### [Requirement]
Retype the whole listing, please, keeping every line exact and dropping the pictures.

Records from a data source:
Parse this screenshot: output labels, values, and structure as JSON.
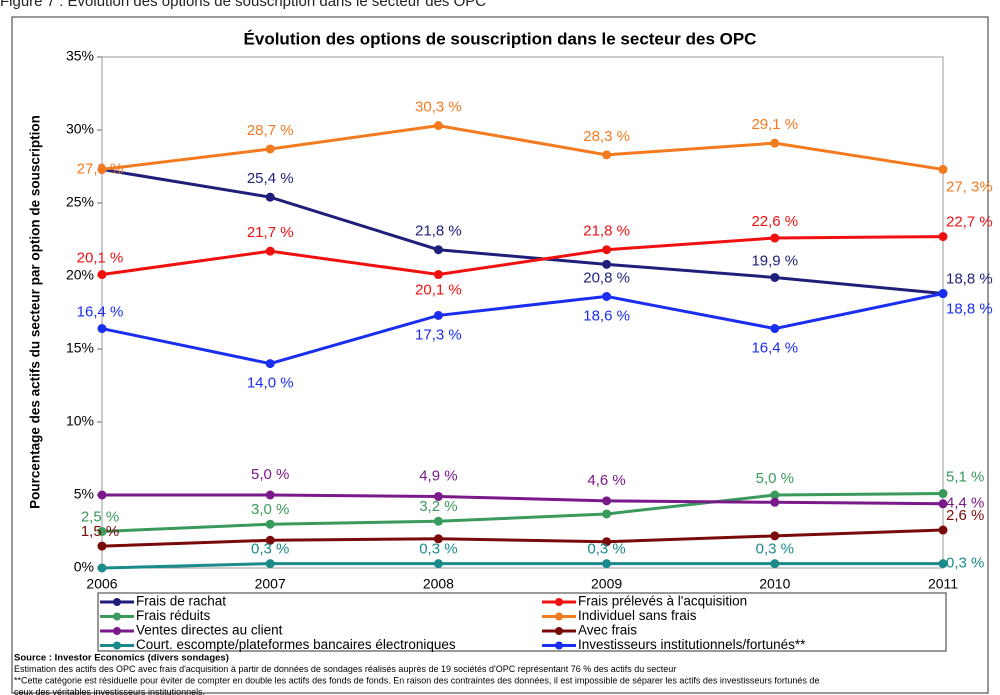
{
  "chart_data": {
    "type": "line",
    "figure_caption": "Figure 7 : Évolution des options de souscription dans le secteur des OPC",
    "title": "Évolution des options de souscription dans le secteur des OPC",
    "y_label": "Pourcentage des actifs du secteur par option de souscription",
    "categories": [
      "2006",
      "2007",
      "2008",
      "2009",
      "2010",
      "2011"
    ],
    "ylim": [
      0,
      35
    ],
    "yticks": [
      {
        "value": 0,
        "label": "0%"
      },
      {
        "value": 5,
        "label": "5%"
      },
      {
        "value": 10,
        "label": "10%"
      },
      {
        "value": 15,
        "label": "15%"
      },
      {
        "value": 20,
        "label": "20%"
      },
      {
        "value": 25,
        "label": "25%"
      },
      {
        "value": 30,
        "label": "30%"
      },
      {
        "value": 35,
        "label": "35%"
      }
    ],
    "grid": false,
    "series": [
      {
        "name": "Frais de rachat",
        "color": "#1f1f7a",
        "values": [
          27.3,
          25.4,
          21.8,
          20.8,
          19.9,
          18.8
        ],
        "value_labels": [
          null,
          "25,4 %",
          "21,8 %",
          "20,8 %",
          "19,9 %",
          "18,8 %"
        ]
      },
      {
        "name": "Frais prélevés à l'acquisition",
        "color": "#f01010",
        "values": [
          20.1,
          21.7,
          20.1,
          21.8,
          22.6,
          22.7
        ],
        "value_labels": [
          "20,1 %",
          "21,7 %",
          "20,1 %",
          "21,8 %",
          "22,6 %",
          "22,7 %"
        ]
      },
      {
        "name": "Frais réduits",
        "color": "#3a9a5c",
        "values": [
          2.5,
          3.0,
          3.2,
          3.7,
          5.0,
          5.1
        ],
        "value_labels": [
          "2,5 %",
          "3,0 %",
          "3,2 %",
          null,
          "5,0 %",
          "5,1 %"
        ]
      },
      {
        "name": "Individuel sans frais",
        "color": "#f47a20",
        "values": [
          27.3,
          28.7,
          30.3,
          28.3,
          29.1,
          27.3
        ],
        "value_labels": [
          "27,3 %",
          "28,7 %",
          "30,3 %",
          "28,3 %",
          "29,1 %",
          "27, 3%"
        ]
      },
      {
        "name": "Ventes directes au client",
        "color": "#7a1a8a",
        "values": [
          5.0,
          5.0,
          4.9,
          4.6,
          4.5,
          4.4
        ],
        "value_labels": [
          null,
          "5,0 %",
          "4,9 %",
          "4,6 %",
          null,
          "4,4 %"
        ]
      },
      {
        "name": "Avec frais",
        "color": "#7a0a0a",
        "values": [
          1.5,
          1.9,
          2.0,
          1.8,
          2.2,
          2.6
        ],
        "value_labels": [
          "1,5 %",
          null,
          null,
          null,
          null,
          "2,6 %"
        ]
      },
      {
        "name": "Court. escompte/plateformes bancaires électroniques",
        "color": "#1a8a8a",
        "values": [
          0,
          0.3,
          0.3,
          0.3,
          0.3,
          0.3
        ],
        "value_labels": [
          null,
          "0,3 %",
          "0,3 %",
          "0,3 %",
          "0,3 %",
          "0,3 %"
        ]
      },
      {
        "name": "Investisseurs institutionnels/fortunés**",
        "color": "#1a2ef0",
        "values": [
          16.4,
          14.0,
          17.3,
          18.6,
          16.4,
          18.8
        ],
        "value_labels": [
          "16,4 %",
          "14,0 %",
          "17,3 %",
          "18,6 %",
          "16,4 %",
          "18,8 %"
        ]
      }
    ],
    "notes": [
      "Source : Investor Economics (divers sondages)",
      "Estimation des actifs des OPC avec frais d'acquisition à partir de données de sondages réalisés auprès de 19 sociétés d'OPC représentant 76 % des actifs du secteur",
      "**Cette catégorie est résiduelle pour éviter de compter en double les actifs des fonds de fonds. En raison des contraintes des données, il est impossible de séparer les actifs des investisseurs fortunés de",
      "ceux des véritables investisseurs institutionnels."
    ]
  }
}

### [Exercise result]
Parse this screenshot: output labels, values, and structure as JSON.
{
  "chart_data": {
    "type": "line",
    "figure_caption": "Figure 7 : Évolution des options de souscription dans le secteur des OPC",
    "title": "Évolution des options de souscription dans le secteur des OPC",
    "y_label": "Pourcentage des actifs du secteur par option de souscription",
    "categories": [
      "2006",
      "2007",
      "2008",
      "2009",
      "2010",
      "2011"
    ],
    "ylim": [
      0,
      35
    ],
    "yticks": [
      {
        "value": 0,
        "label": "0%"
      },
      {
        "value": 5,
        "label": "5%"
      },
      {
        "value": 10,
        "label": "10%"
      },
      {
        "value": 15,
        "label": "15%"
      },
      {
        "value": 20,
        "label": "20%"
      },
      {
        "value": 25,
        "label": "25%"
      },
      {
        "value": 30,
        "label": "30%"
      },
      {
        "value": 35,
        "label": "35%"
      }
    ],
    "grid": false,
    "series": [
      {
        "name": "Frais de rachat",
        "color": "#1f1f7a",
        "values": [
          27.3,
          25.4,
          21.8,
          20.8,
          19.9,
          18.8
        ],
        "value_labels": [
          null,
          "25,4 %",
          "21,8 %",
          "20,8 %",
          "19,9 %",
          "18,8 %"
        ]
      },
      {
        "name": "Frais prélevés à l'acquisition",
        "color": "#f01010",
        "values": [
          20.1,
          21.7,
          20.1,
          21.8,
          22.6,
          22.7
        ],
        "value_labels": [
          "20,1 %",
          "21,7 %",
          "20,1 %",
          "21,8 %",
          "22,6 %",
          "22,7 %"
        ]
      },
      {
        "name": "Frais réduits",
        "color": "#3a9a5c",
        "values": [
          2.5,
          3.0,
          3.2,
          3.7,
          5.0,
          5.1
        ],
        "value_labels": [
          "2,5 %",
          "3,0 %",
          "3,2 %",
          null,
          "5,0 %",
          "5,1 %"
        ]
      },
      {
        "name": "Individuel sans frais",
        "color": "#f47a20",
        "values": [
          27.3,
          28.7,
          30.3,
          28.3,
          29.1,
          27.3
        ],
        "value_labels": [
          "27,3 %",
          "28,7 %",
          "30,3 %",
          "28,3 %",
          "29,1 %",
          "27, 3%"
        ]
      },
      {
        "name": "Ventes directes au client",
        "color": "#7a1a8a",
        "values": [
          5.0,
          5.0,
          4.9,
          4.6,
          4.5,
          4.4
        ],
        "value_labels": [
          null,
          "5,0 %",
          "4,9 %",
          "4,6 %",
          null,
          "4,4 %"
        ]
      },
      {
        "name": "Avec frais",
        "color": "#7a0a0a",
        "values": [
          1.5,
          1.9,
          2.0,
          1.8,
          2.2,
          2.6
        ],
        "value_labels": [
          "1,5 %",
          null,
          null,
          null,
          null,
          "2,6 %"
        ]
      },
      {
        "name": "Court. escompte/plateformes bancaires électroniques",
        "color": "#1a8a8a",
        "values": [
          0,
          0.3,
          0.3,
          0.3,
          0.3,
          0.3
        ],
        "value_labels": [
          null,
          "0,3 %",
          "0,3 %",
          "0,3 %",
          "0,3 %",
          "0,3 %"
        ]
      },
      {
        "name": "Investisseurs institutionnels/fortunés**",
        "color": "#1a2ef0",
        "values": [
          16.4,
          14.0,
          17.3,
          18.6,
          16.4,
          18.8
        ],
        "value_labels": [
          "16,4 %",
          "14,0 %",
          "17,3 %",
          "18,6 %",
          "16,4 %",
          "18,8 %"
        ]
      }
    ],
    "notes": [
      "Source : Investor Economics (divers sondages)",
      "Estimation des actifs des OPC avec frais d'acquisition à partir de données de sondages réalisés auprès de 19 sociétés d'OPC représentant 76 % des actifs du secteur",
      "**Cette catégorie est résiduelle pour éviter de compter en double les actifs des fonds de fonds. En raison des contraintes des données, il est impossible de séparer les actifs des investisseurs fortunés de",
      "ceux des véritables investisseurs institutionnels."
    ]
  }
}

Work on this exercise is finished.